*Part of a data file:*
++++++++

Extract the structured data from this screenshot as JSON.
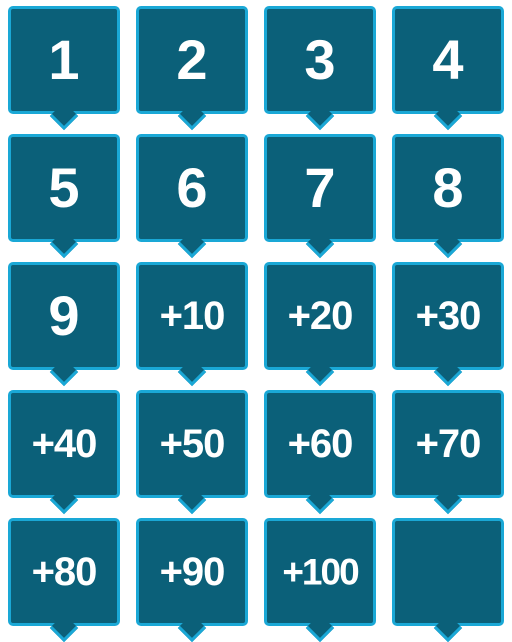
{
  "markers": [
    {
      "label": "1"
    },
    {
      "label": "2"
    },
    {
      "label": "3"
    },
    {
      "label": "4"
    },
    {
      "label": "5"
    },
    {
      "label": "6"
    },
    {
      "label": "7"
    },
    {
      "label": "8"
    },
    {
      "label": "9"
    },
    {
      "label": "+10"
    },
    {
      "label": "+20"
    },
    {
      "label": "+30"
    },
    {
      "label": "+40"
    },
    {
      "label": "+50"
    },
    {
      "label": "+60"
    },
    {
      "label": "+70"
    },
    {
      "label": "+80"
    },
    {
      "label": "+90"
    },
    {
      "label": "+100"
    },
    {
      "label": ""
    }
  ],
  "colors": {
    "fill": "#0b6079",
    "border": "#1aa8d6",
    "text": "#ffffff"
  }
}
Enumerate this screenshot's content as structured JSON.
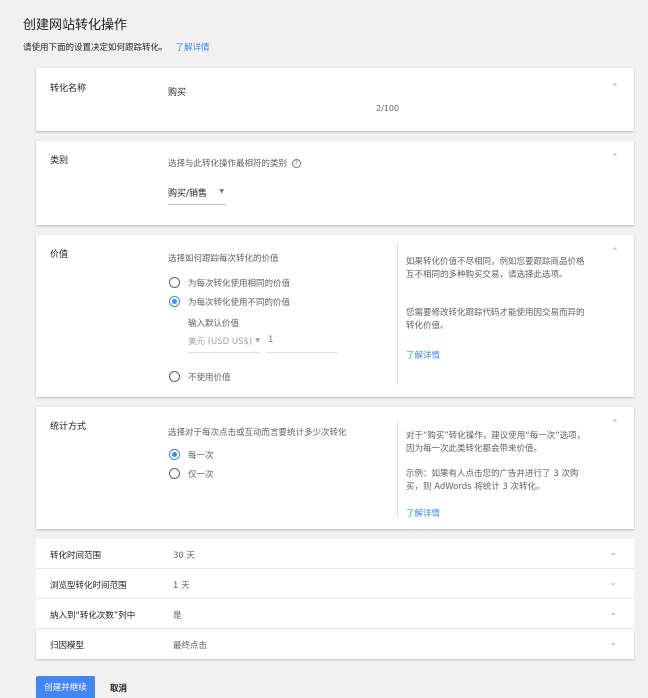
{
  "header": {
    "title": "创建网站转化操作",
    "subtitle": "请使用下面的设置决定如何跟踪转化。",
    "learn_more": "了解详情"
  },
  "conversion_name": {
    "label": "转化名称",
    "value": "购买",
    "counter": "2/100"
  },
  "category": {
    "label": "类别",
    "hint": "选择与此转化操作最相符的类别",
    "value": "购买/销售"
  },
  "value": {
    "label": "价值",
    "hint": "选择如何跟踪每次转化的价值",
    "options": [
      "为每次转化使用相同的价值",
      "为每次转化使用不同的价值",
      "不使用价值"
    ],
    "selected_index": 1,
    "default_label": "输入默认价值",
    "currency": "美元 (USD US$)",
    "default_value": "1",
    "help_p1": "如果转化价值不尽相同，例如您要跟踪商品价格互不相同的多种购买交易，请选择此选项。",
    "help_p2": "您需要修改转化跟踪代码才能使用因交易而异的转化价值。",
    "help_link": "了解详情"
  },
  "counting": {
    "label": "统计方式",
    "hint": "选择对于每次点击或互动而言要统计多少次转化",
    "options": [
      "每一次",
      "仅一次"
    ],
    "selected_index": 0,
    "help_p1": "对于“购买”转化操作，建议使用“每一次”选项，因为每一次此类转化都会带来价值。",
    "help_p2": "示例：如果有人点击您的广告并进行了 3 次购买，则 AdWords 将统计 3 次转化。",
    "help_link": "了解详情"
  },
  "rows": [
    {
      "label": "转化时间范围",
      "value": "30 天"
    },
    {
      "label": "浏览型转化时间范围",
      "value": "1 天"
    },
    {
      "label": "纳入到“转化次数”列中",
      "value": "是"
    },
    {
      "label": "归因模型",
      "value": "最终点击"
    }
  ],
  "actions": {
    "primary": "创建并继续",
    "cancel": "取消"
  },
  "colors": {
    "accent": "#4285f4",
    "background": "#f1f1f1"
  }
}
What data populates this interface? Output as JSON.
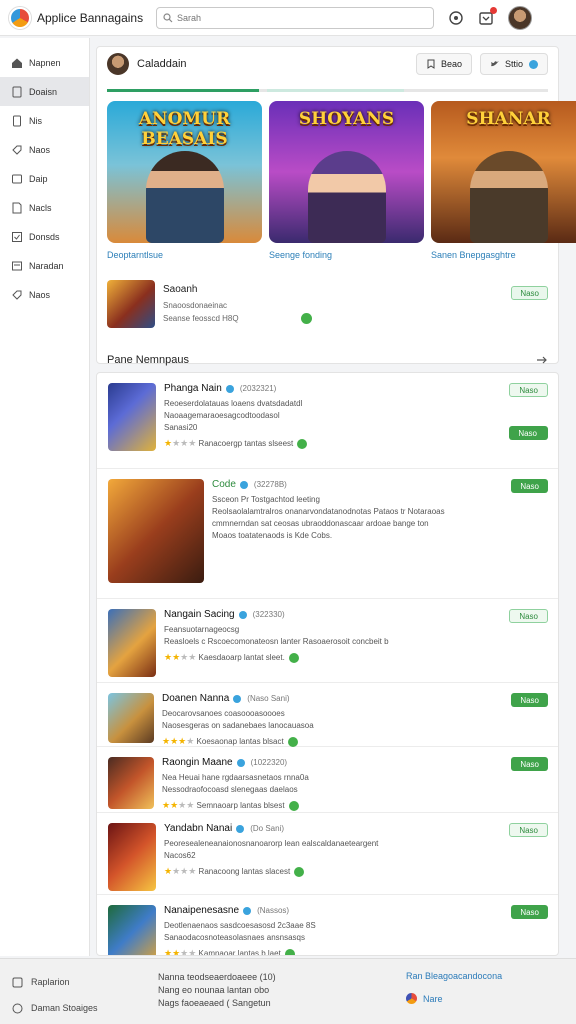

++++++++

*TASK:* Identify and copy lines that hold the string "JSON".

*COMPLETE RESPONSE:*
Extract the structured data from this screenshot as JSON.
Enumerate this screenshot's content as structured JSON.
What data populates this interface? Output as JSON.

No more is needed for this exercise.